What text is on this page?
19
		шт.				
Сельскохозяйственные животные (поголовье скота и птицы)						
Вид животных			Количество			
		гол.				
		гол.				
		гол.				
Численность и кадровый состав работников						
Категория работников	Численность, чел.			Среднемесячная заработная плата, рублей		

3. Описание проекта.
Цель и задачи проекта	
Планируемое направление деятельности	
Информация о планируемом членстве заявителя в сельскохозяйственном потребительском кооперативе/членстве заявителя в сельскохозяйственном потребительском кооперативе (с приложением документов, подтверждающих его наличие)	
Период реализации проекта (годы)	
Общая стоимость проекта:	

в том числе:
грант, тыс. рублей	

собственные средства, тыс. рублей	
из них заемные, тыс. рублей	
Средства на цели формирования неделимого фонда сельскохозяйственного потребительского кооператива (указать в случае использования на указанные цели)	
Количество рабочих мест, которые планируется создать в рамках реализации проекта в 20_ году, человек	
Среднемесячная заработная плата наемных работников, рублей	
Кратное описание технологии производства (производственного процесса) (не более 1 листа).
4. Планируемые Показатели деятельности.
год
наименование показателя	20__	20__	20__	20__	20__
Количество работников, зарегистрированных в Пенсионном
____
■ **Brief**
Produce a verbatim transcription of the entries above.

■ **Answer to this task**
What text is on this page?
19
		шт.				
Сельскохозяйственные животные (поголовье скота и птицы)						
Вид животных			Количество			
		гол.				
		гол.				
		гол.				
Численность и кадровый состав работников						
Категория работников	Численность, чел.			Среднемесячная заработная плата, рублей		

3. Описание проекта.
Цель и задачи проекта	
Планируемое направление деятельности	
Информация о планируемом членстве заявителя в сельскохозяйственном потребительском кооперативе/членстве заявителя в сельскохозяйственном потребительском кооперативе (с приложением документов, подтверждающих его наличие)	
Период реализации проекта (годы)	
Общая стоимость проекта:	

в том числе:
грант, тыс. рублей	

собственные средства, тыс. рублей	
из них заемные, тыс. рублей	
Средства на цели формирования неделимого фонда сельскохозяйственного потребительского кооператива (указать в случае использования на указанные цели)	
Количество рабочих мест, которые планируется создать в рамках реализации проекта в 20_ году, человек	
Среднемесячная заработная плата наемных работников, рублей	
Кратное описание технологии производства (производственного процесса) (не более 1 листа).
4. Планируемые Показатели деятельности.
год
наименование показателя	20__	20__	20__	20__	20__
Количество работников, зарегистрированных в Пенсионном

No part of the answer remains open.